■ Requirement
Find the word "content" in the records below. List each line containing it.
[Start of Input data]
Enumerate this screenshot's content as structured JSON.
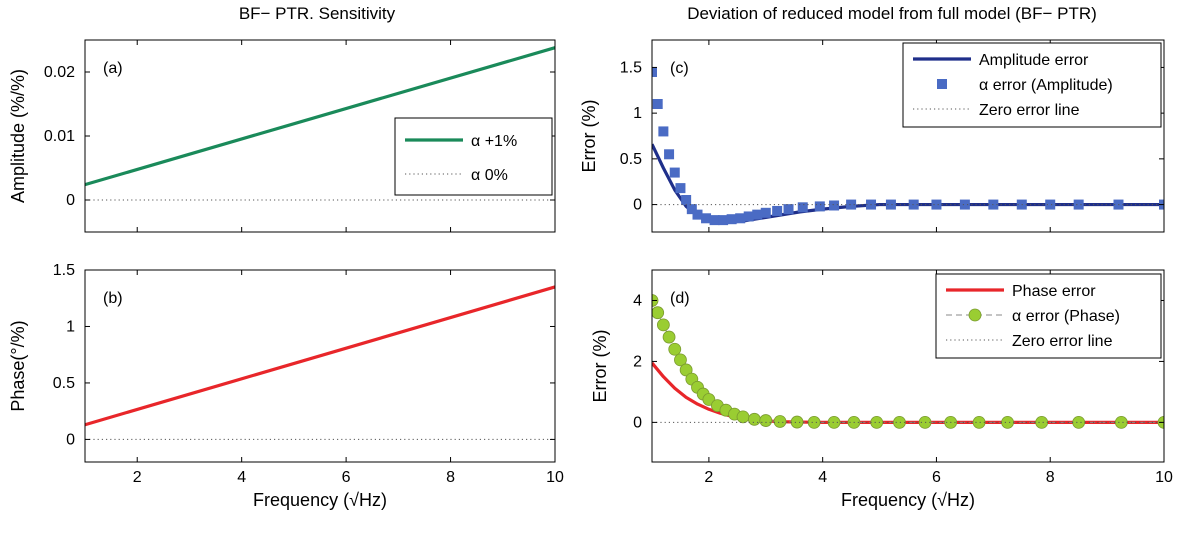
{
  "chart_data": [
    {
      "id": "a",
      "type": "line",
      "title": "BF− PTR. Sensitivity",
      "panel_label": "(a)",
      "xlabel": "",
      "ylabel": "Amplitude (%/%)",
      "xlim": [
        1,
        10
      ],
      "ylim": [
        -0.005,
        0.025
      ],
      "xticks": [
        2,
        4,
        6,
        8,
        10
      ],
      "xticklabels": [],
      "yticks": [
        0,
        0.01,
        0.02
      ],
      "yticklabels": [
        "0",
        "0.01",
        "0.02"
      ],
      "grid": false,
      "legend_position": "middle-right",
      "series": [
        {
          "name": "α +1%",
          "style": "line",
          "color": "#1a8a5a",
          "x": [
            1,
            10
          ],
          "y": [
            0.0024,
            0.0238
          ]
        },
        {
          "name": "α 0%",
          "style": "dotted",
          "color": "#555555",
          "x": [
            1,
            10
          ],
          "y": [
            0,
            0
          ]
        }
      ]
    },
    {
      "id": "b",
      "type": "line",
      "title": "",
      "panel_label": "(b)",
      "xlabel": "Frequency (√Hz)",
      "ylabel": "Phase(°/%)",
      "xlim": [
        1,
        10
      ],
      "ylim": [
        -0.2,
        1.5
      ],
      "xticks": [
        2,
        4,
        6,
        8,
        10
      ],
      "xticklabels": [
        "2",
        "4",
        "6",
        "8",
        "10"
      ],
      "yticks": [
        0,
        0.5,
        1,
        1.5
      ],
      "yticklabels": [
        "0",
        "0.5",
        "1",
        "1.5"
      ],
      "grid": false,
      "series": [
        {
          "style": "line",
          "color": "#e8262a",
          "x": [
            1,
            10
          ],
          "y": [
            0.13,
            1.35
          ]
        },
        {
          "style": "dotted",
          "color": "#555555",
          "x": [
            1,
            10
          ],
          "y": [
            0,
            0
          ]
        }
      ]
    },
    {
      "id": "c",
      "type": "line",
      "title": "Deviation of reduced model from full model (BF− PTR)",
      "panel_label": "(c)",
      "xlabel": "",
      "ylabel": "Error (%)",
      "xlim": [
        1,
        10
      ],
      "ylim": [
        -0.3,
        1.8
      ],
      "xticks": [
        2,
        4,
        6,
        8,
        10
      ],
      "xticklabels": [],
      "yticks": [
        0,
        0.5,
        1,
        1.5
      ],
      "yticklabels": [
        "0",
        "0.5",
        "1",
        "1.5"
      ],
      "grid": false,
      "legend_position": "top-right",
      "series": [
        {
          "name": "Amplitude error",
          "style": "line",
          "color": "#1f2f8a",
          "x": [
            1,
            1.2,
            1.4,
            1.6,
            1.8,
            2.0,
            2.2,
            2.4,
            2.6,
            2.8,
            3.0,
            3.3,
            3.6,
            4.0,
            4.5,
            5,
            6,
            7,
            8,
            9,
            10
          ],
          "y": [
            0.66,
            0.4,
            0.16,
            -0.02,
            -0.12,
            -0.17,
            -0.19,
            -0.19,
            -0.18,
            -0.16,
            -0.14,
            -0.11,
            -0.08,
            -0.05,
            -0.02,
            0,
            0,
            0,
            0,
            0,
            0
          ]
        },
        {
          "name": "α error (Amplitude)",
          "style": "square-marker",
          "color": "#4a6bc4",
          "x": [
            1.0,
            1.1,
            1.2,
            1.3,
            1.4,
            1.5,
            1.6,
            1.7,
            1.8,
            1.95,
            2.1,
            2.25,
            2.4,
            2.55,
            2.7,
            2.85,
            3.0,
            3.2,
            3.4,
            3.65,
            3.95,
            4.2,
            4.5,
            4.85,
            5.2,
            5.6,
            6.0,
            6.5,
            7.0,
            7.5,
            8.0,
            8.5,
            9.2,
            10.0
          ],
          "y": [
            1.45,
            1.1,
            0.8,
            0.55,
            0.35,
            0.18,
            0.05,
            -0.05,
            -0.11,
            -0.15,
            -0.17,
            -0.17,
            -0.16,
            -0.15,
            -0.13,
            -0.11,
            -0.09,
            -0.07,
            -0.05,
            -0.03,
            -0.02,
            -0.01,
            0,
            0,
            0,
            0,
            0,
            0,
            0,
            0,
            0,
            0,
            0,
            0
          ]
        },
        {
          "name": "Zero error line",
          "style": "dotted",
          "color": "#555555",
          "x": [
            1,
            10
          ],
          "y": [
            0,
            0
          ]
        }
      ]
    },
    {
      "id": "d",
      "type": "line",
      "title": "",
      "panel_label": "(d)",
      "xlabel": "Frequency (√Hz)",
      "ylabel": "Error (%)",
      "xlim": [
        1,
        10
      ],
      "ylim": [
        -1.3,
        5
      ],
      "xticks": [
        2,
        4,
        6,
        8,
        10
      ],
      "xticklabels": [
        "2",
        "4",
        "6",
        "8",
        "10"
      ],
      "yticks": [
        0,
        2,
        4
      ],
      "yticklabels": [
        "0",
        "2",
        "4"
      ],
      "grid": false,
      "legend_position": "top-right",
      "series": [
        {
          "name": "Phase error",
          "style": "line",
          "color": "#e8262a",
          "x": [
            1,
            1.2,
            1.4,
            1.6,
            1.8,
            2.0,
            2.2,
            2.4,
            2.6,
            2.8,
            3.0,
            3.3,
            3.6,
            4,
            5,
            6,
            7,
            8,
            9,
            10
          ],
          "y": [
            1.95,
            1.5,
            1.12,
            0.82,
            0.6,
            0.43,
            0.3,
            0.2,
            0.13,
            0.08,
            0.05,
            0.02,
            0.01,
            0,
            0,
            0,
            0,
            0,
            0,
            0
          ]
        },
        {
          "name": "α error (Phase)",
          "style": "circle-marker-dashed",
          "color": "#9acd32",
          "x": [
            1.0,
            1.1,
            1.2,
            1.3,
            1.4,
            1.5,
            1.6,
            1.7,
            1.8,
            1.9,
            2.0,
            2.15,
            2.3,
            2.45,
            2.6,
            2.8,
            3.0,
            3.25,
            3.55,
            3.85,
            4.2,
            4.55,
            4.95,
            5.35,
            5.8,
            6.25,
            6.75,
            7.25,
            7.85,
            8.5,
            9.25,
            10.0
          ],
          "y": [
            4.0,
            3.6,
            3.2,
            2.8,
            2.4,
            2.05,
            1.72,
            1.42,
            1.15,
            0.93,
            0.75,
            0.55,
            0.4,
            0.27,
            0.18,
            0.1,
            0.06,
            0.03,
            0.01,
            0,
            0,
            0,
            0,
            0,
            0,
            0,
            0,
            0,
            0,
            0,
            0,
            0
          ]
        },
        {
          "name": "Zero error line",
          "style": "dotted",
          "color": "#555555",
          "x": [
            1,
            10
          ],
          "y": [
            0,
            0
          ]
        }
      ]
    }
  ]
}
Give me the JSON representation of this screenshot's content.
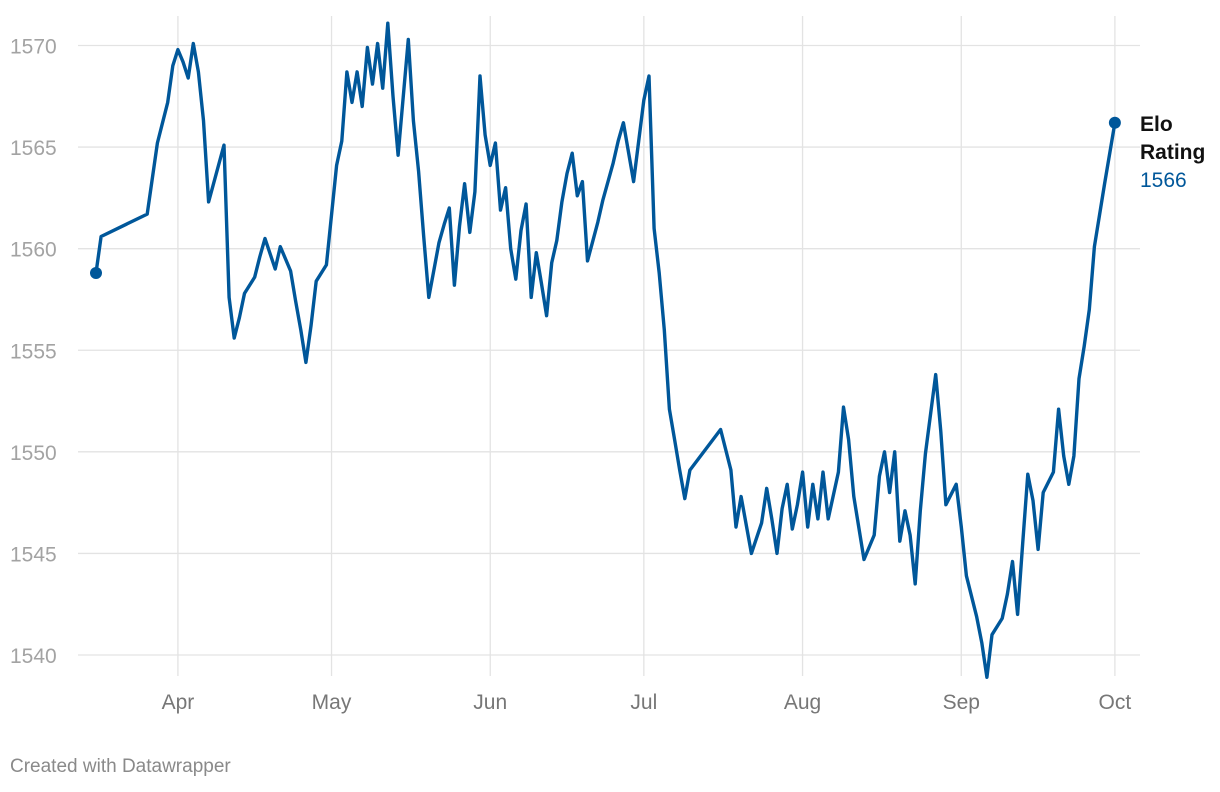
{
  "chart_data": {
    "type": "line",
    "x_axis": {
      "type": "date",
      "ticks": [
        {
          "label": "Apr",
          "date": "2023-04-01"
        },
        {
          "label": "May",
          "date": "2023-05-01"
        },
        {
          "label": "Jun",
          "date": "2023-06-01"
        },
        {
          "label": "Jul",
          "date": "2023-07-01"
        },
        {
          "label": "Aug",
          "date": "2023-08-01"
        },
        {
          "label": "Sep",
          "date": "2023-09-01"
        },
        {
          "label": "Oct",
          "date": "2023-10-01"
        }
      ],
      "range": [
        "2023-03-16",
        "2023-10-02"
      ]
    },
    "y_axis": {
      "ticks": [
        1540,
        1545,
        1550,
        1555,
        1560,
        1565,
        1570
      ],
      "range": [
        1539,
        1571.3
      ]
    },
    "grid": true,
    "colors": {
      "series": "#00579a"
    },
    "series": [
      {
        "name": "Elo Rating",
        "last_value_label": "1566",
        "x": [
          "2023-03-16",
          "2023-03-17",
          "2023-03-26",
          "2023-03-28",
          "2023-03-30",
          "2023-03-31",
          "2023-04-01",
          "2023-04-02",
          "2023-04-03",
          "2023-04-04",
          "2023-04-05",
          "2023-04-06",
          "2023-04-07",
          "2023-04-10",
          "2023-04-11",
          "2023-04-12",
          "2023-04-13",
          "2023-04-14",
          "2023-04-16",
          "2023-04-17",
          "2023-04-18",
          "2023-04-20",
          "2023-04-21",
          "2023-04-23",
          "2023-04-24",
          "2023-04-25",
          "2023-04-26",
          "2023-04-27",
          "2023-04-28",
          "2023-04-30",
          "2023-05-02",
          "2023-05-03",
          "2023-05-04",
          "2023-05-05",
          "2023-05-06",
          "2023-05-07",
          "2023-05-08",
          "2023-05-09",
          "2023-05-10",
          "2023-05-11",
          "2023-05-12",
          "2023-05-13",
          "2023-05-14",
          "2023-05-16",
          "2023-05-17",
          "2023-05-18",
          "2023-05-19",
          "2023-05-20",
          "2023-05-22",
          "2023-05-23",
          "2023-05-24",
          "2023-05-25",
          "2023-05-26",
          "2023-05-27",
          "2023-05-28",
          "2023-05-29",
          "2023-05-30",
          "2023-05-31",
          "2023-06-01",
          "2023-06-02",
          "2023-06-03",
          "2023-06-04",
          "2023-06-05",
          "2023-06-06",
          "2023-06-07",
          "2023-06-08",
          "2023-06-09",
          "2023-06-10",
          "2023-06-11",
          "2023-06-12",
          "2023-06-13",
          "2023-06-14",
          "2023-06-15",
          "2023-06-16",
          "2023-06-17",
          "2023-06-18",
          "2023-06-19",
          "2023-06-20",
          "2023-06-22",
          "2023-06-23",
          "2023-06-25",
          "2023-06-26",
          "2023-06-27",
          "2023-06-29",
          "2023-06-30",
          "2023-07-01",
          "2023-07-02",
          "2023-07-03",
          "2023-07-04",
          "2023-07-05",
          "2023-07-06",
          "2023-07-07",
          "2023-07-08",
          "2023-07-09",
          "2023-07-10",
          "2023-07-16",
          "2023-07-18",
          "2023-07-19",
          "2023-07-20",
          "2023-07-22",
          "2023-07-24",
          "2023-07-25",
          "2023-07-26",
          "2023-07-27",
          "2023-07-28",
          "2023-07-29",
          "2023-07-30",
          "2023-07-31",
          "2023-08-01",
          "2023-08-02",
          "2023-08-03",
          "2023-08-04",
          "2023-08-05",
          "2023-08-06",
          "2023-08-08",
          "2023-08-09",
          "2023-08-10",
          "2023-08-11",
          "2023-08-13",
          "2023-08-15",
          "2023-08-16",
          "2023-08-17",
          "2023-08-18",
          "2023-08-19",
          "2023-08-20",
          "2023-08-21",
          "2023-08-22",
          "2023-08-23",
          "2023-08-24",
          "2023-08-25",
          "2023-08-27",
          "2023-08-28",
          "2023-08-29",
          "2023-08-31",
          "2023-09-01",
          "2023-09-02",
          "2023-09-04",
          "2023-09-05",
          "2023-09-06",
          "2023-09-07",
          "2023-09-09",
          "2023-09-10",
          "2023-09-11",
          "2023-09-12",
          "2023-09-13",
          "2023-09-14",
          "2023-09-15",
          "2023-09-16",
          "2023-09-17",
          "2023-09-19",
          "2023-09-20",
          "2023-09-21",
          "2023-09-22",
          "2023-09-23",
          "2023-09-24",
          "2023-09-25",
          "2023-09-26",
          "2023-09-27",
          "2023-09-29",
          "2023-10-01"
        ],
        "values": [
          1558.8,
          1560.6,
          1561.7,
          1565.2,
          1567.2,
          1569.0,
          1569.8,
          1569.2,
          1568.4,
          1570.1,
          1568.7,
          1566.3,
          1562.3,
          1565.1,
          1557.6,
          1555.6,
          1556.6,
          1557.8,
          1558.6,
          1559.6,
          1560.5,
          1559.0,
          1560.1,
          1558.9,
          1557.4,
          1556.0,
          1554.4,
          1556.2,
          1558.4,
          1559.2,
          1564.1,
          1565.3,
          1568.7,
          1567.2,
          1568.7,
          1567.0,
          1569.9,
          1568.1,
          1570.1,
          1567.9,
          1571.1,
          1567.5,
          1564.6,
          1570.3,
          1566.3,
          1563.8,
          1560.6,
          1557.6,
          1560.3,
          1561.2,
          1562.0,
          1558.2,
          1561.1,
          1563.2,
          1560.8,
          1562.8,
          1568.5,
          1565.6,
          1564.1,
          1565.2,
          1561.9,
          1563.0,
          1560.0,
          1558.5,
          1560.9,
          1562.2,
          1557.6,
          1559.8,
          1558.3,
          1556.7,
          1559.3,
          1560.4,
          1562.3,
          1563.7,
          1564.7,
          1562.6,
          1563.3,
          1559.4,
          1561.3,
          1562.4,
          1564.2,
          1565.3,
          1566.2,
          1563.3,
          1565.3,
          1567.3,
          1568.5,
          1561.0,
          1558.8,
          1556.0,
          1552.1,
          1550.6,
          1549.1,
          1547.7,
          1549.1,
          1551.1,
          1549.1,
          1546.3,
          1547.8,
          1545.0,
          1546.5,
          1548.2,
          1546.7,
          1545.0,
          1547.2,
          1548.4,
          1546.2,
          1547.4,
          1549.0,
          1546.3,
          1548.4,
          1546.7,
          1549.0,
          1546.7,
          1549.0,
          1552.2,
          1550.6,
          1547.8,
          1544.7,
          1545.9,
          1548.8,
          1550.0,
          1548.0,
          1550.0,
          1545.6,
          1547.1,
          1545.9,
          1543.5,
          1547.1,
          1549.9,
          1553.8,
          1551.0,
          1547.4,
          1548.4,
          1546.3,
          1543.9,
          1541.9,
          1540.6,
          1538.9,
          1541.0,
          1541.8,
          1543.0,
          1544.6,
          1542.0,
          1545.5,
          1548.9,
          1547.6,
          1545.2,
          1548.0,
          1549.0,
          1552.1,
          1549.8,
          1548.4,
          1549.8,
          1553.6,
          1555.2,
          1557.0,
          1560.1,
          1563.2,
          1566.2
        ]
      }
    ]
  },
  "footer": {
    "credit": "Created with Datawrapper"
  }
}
[End of Input data]
■ Full solution
Enumerate this screenshot's content as structured JSON.
Give me the JSON representation of this screenshot's content.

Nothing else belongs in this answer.